What needs to be done: In the listing below, find every line containing "meta" and copy it out.

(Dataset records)
Begin

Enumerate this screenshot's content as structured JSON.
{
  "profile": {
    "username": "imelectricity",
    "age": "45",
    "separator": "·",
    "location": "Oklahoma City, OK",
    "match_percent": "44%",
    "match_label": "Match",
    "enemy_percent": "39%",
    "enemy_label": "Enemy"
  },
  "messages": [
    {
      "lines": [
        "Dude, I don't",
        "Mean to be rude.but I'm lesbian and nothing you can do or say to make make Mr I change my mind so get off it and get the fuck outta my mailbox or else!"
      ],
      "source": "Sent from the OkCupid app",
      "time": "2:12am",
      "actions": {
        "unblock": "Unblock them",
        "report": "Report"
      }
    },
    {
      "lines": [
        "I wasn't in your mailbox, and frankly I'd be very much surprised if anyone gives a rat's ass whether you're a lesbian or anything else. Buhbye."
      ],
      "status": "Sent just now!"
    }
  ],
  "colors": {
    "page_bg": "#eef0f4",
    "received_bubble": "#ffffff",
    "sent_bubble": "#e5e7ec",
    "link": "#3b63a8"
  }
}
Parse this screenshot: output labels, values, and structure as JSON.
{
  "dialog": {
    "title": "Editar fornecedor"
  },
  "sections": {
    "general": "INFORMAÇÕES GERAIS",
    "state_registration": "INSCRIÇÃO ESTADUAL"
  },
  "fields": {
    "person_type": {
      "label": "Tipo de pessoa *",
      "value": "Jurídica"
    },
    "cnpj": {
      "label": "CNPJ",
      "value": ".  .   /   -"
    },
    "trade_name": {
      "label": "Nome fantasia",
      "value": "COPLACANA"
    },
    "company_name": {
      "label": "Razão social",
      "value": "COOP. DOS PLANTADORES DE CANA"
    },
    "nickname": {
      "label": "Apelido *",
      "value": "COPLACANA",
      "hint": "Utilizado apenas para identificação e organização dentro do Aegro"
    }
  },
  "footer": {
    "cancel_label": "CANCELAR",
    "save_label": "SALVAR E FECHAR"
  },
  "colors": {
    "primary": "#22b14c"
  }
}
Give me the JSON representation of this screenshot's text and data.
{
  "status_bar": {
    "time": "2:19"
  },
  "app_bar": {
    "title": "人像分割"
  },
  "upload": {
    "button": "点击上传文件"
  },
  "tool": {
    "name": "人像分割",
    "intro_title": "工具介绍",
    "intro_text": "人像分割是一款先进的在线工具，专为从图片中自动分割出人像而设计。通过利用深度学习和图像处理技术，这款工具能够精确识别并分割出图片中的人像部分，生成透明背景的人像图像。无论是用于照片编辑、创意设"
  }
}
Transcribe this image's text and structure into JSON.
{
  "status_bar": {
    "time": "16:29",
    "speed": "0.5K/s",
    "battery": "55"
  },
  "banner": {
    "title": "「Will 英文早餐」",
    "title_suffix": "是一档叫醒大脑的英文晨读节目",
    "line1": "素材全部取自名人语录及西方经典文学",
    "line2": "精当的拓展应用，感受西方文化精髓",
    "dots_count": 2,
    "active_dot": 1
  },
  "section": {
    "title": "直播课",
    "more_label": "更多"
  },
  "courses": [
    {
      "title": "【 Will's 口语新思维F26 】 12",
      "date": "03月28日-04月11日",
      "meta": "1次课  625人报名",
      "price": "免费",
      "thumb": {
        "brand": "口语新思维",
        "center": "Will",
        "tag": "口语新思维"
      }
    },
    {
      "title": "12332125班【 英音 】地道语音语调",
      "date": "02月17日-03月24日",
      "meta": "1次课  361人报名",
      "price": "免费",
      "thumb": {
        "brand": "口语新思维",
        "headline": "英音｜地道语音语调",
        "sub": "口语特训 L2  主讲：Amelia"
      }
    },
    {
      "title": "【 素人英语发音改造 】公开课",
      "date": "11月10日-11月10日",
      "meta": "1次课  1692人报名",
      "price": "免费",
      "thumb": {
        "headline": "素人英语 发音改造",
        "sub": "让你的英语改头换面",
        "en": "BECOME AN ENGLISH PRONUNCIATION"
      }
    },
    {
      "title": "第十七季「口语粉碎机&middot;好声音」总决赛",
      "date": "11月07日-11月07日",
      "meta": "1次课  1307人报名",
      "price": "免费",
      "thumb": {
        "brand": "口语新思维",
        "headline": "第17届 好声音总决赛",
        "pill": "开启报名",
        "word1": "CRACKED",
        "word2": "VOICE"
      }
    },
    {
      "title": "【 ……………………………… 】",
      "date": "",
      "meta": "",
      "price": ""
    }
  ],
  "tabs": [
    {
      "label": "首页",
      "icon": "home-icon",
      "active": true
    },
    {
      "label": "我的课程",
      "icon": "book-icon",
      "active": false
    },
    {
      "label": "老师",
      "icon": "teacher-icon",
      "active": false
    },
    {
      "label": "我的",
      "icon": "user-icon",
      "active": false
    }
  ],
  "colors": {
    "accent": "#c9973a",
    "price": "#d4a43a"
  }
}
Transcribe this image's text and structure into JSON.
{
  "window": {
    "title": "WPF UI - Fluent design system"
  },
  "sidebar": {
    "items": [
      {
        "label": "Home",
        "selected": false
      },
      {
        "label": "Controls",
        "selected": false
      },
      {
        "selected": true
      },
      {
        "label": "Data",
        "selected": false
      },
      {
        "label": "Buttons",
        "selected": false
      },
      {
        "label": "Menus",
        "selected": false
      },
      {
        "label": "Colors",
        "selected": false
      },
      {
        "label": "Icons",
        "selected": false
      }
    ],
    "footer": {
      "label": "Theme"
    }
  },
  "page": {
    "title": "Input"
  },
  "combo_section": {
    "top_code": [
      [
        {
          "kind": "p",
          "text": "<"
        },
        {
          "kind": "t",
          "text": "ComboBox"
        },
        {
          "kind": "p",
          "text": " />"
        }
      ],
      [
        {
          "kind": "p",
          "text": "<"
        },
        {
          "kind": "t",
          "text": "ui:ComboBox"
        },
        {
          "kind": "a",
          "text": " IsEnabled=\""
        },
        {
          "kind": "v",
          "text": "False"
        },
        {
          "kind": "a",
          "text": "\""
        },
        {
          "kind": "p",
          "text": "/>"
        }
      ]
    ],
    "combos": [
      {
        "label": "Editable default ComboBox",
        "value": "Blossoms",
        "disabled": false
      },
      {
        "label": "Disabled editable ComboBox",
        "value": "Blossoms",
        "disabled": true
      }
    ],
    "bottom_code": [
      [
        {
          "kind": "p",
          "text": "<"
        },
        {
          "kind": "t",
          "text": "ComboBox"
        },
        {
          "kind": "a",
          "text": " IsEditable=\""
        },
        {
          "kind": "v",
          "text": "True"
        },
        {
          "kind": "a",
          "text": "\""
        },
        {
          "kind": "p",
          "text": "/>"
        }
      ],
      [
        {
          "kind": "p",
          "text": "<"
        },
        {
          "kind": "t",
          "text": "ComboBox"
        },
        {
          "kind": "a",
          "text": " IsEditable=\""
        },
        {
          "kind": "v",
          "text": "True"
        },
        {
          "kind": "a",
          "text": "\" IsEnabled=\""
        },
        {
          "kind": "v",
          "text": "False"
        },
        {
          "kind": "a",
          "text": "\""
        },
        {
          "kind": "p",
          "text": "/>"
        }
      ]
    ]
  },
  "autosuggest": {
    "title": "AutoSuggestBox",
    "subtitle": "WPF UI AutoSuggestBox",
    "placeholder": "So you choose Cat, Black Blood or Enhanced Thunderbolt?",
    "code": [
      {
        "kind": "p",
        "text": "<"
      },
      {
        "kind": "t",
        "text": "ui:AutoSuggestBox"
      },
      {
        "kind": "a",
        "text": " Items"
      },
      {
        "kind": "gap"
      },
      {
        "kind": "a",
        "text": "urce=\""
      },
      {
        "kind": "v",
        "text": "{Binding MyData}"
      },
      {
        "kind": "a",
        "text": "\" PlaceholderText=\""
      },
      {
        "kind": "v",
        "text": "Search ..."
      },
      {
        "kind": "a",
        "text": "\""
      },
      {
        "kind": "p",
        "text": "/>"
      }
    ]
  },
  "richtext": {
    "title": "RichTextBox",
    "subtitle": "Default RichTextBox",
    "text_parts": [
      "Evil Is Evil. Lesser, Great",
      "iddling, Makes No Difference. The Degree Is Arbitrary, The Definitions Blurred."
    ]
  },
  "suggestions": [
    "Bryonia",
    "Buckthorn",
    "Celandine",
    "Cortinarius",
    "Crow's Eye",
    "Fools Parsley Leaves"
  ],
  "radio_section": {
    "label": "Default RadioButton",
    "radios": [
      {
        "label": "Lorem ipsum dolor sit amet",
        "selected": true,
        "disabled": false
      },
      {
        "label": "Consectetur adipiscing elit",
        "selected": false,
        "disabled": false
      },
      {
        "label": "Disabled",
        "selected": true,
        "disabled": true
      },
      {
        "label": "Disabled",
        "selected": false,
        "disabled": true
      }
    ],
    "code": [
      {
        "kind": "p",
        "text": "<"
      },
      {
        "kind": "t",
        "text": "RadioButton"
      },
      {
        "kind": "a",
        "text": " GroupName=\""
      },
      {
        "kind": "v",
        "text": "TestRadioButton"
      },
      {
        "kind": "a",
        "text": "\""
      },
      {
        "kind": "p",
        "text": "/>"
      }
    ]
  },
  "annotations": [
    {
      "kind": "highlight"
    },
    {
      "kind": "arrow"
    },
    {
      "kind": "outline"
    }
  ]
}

End

Expected answer:
      "meta": "1次课  625人报名",
      "meta": "1次课  361人报名",
      "meta": "1次课  1692人报名",
      "meta": "1次课  1307人报名",
      "meta": "",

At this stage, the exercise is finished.